::: 연습 데이터 :::

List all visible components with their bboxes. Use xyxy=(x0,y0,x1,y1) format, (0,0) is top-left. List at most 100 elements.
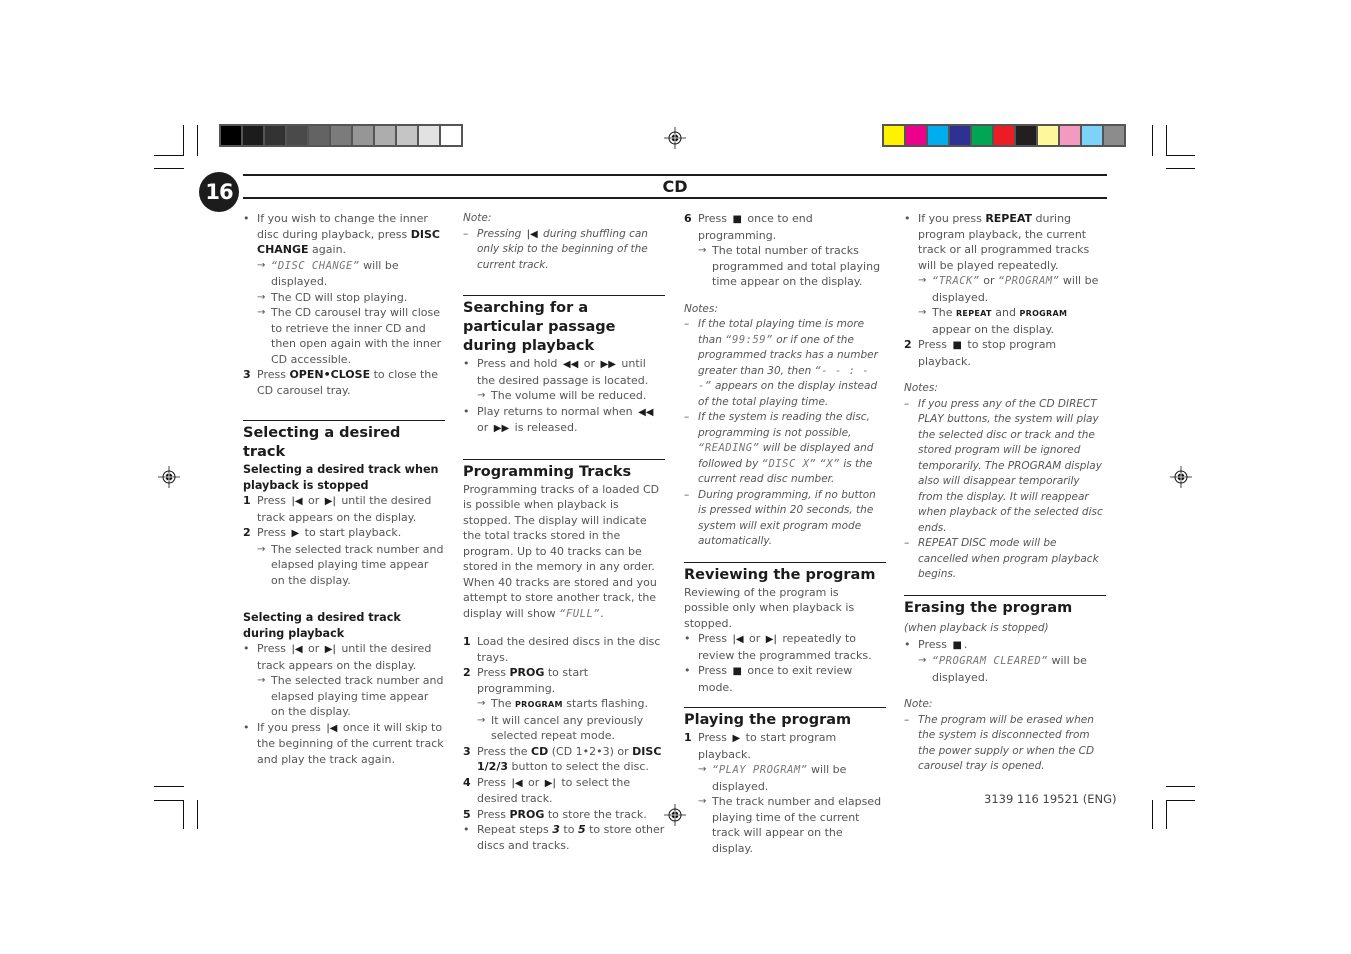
page-number: 16 xyxy=(199,172,239,212)
list-item: • Press |◀ or ▶| until the desired track … xyxy=(243,642,432,672)
step-item: 6 Press ■ once to end programming. xyxy=(684,212,813,242)
stop-icon: ■ xyxy=(952,639,962,651)
crop-mark xyxy=(1166,168,1195,169)
register-mark-icon xyxy=(664,804,686,826)
crop-mark xyxy=(154,786,184,787)
note-label: Note: xyxy=(463,212,492,224)
subsection-heading: Selecting a desired track during playbac… xyxy=(243,611,401,640)
arrow-icon: → xyxy=(698,245,707,256)
crop-mark xyxy=(1152,800,1153,829)
grayscale-swatch xyxy=(375,126,395,145)
play-icon: ▶ xyxy=(732,733,741,744)
register-mark-icon xyxy=(1170,466,1192,488)
crop-mark xyxy=(1166,800,1195,801)
note-item: – REPEAT DISC mode will be cancelled when… xyxy=(904,537,1099,580)
bullet-icon: • xyxy=(904,212,911,225)
step-item: 4 Press |◀ or ▶| to select the desired tr… xyxy=(463,775,631,806)
fast-forward-icon: ▶▶ xyxy=(600,359,616,370)
next-track-icon: ▶| xyxy=(765,634,777,645)
arrow-icon: → xyxy=(257,259,266,271)
note-item: – During programming, if no button is pre… xyxy=(684,488,876,548)
list-item: • If you press REPEAT during program play… xyxy=(904,212,1090,272)
dash-icon: – xyxy=(684,488,690,501)
section-heading: Selecting a desired track xyxy=(243,420,445,462)
crop-mark xyxy=(1166,786,1195,787)
arrow-icon: → xyxy=(918,307,927,318)
note-label: Note: xyxy=(904,698,933,710)
list-item: • Press and hold ◀◀ or ▶▶ until the desir… xyxy=(463,357,649,387)
color-swatch xyxy=(928,126,948,145)
list-item: • Press |◀ or ▶| repeatedly to review the… xyxy=(684,632,872,662)
arrow-icon: → xyxy=(918,275,927,286)
step-item: 2 Press ■ to stop program playback. xyxy=(904,338,1057,368)
grayscale-swatch xyxy=(331,126,351,145)
bullet-icon: • xyxy=(463,823,470,836)
list-item: • Press ■ once to exit review mode. xyxy=(684,664,853,694)
column-1: • If you wish to change the inner disc du… xyxy=(243,211,445,767)
result-item: → The CD carousel tray will close to retr… xyxy=(257,306,442,366)
bullet-icon: • xyxy=(684,632,691,645)
color-swatch xyxy=(1038,126,1058,145)
list-item: • Repeat steps 3 to 5 to store other disc… xyxy=(463,823,665,852)
crop-mark xyxy=(1166,800,1167,829)
color-swatch xyxy=(950,126,970,145)
step-item: 5 Press PROG to store the track. xyxy=(463,807,647,821)
color-swatch-bar xyxy=(882,124,1126,147)
result-item: → The volume will be reduced. xyxy=(477,389,647,402)
next-track-icon: ▶| xyxy=(544,777,556,789)
result-item: → The PROGRAM starts flashing. xyxy=(477,697,649,710)
crop-mark xyxy=(154,168,184,169)
section-heading: Playing the program xyxy=(684,707,886,730)
grayscale-swatch xyxy=(441,126,461,145)
result-item: → The track number and elapsed playing ti… xyxy=(698,795,882,855)
previous-track-icon: |◀ xyxy=(526,228,538,240)
step-item: 2 Press ▶ to start playback. xyxy=(243,525,445,542)
result-item: → The selected track number and elapsed p… xyxy=(257,542,444,587)
result-item: → The total number of tracks programmed a… xyxy=(698,244,881,288)
column-2: Note: – Pressing |◀ during shuffling can … xyxy=(463,211,665,853)
color-swatch xyxy=(884,126,904,145)
arrow-icon: → xyxy=(257,543,266,555)
stop-icon: ■ xyxy=(732,214,742,225)
subsection-heading: Selecting a desired track when playback … xyxy=(243,463,439,492)
color-swatch xyxy=(972,126,992,145)
column-3: 6 Press ■ once to end programming. → The t… xyxy=(684,211,886,856)
color-swatch xyxy=(1082,126,1102,145)
grayscale-swatch xyxy=(309,126,329,145)
next-track-icon: ▶| xyxy=(324,496,336,507)
crop-mark xyxy=(183,125,184,156)
grayscale-swatch xyxy=(287,126,307,145)
list-item: • Play returns to normal when ◀◀ or ▶▶ is… xyxy=(463,404,665,437)
result-item: → “TRACK” or “PROGRAM” will be displayed. xyxy=(918,274,1099,304)
color-swatch xyxy=(1016,126,1036,145)
note-item: – If the system is reading the disc, prog… xyxy=(684,411,874,485)
arrow-icon: → xyxy=(698,796,707,807)
bullet-icon: • xyxy=(463,357,470,370)
crop-mark xyxy=(1166,125,1167,156)
previous-track-icon: |◀ xyxy=(511,777,523,789)
section-heading: Programming Tracks xyxy=(463,458,665,482)
step-item: 2 Press PROG to start programming. xyxy=(463,666,589,695)
crop-mark xyxy=(1166,155,1195,156)
color-swatch xyxy=(994,126,1014,145)
column-4: • If you press REPEAT during program play… xyxy=(904,211,1106,775)
header-rule-bottom xyxy=(243,197,1107,199)
result-item: → The REPEAT and PROGRAM appear on the di… xyxy=(918,306,1068,336)
color-swatch xyxy=(906,126,926,145)
result-item: → “DISC CHANGE” will be displayed. xyxy=(257,258,399,289)
color-swatch xyxy=(1060,126,1080,145)
arrow-icon: → xyxy=(477,714,486,726)
next-track-icon: ▶| xyxy=(324,644,336,655)
stop-icon: ■ xyxy=(732,666,742,677)
previous-track-icon: |◀ xyxy=(326,722,338,734)
crop-mark xyxy=(197,125,198,156)
step-item: 3 Press the CD (CD 1•2•3) or DISC 1/2/3 b… xyxy=(463,744,662,774)
arrow-icon: → xyxy=(918,655,927,666)
arrow-icon: → xyxy=(477,390,486,401)
color-swatch xyxy=(1104,126,1124,145)
dash-icon: – xyxy=(684,318,690,330)
grayscale-swatch xyxy=(353,126,373,145)
bullet-icon: • xyxy=(243,212,250,225)
register-mark-icon xyxy=(158,466,180,488)
section-heading: Reviewing the program xyxy=(684,561,886,585)
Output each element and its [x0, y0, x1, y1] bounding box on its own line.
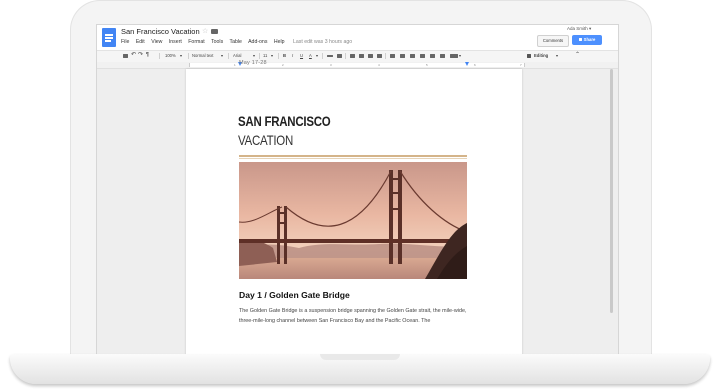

:::

(과제 목표)
위 목록에서 "page-number: 16 xyxy=(199,172,239,212)" 포함 줄로 시작하여 "crop-mark xyxy=(154,786,184,787)" 포함 줄로 끝나는 구간을 양 끝 줄까지 포함해 수정 없이 추출하시오.

(문제 해답)
page-number: 16 xyxy=(199,172,239,212)
list-item: • Press |◀ or ▶| until the desired track … xyxy=(243,642,432,672)
step-item: 6 Press ■ once to end programming. xyxy=(684,212,813,242)
stop-icon: ■ xyxy=(952,639,962,651)
crop-mark xyxy=(1166,168,1195,169)
register-mark-icon xyxy=(664,804,686,826)
crop-mark xyxy=(154,786,184,787)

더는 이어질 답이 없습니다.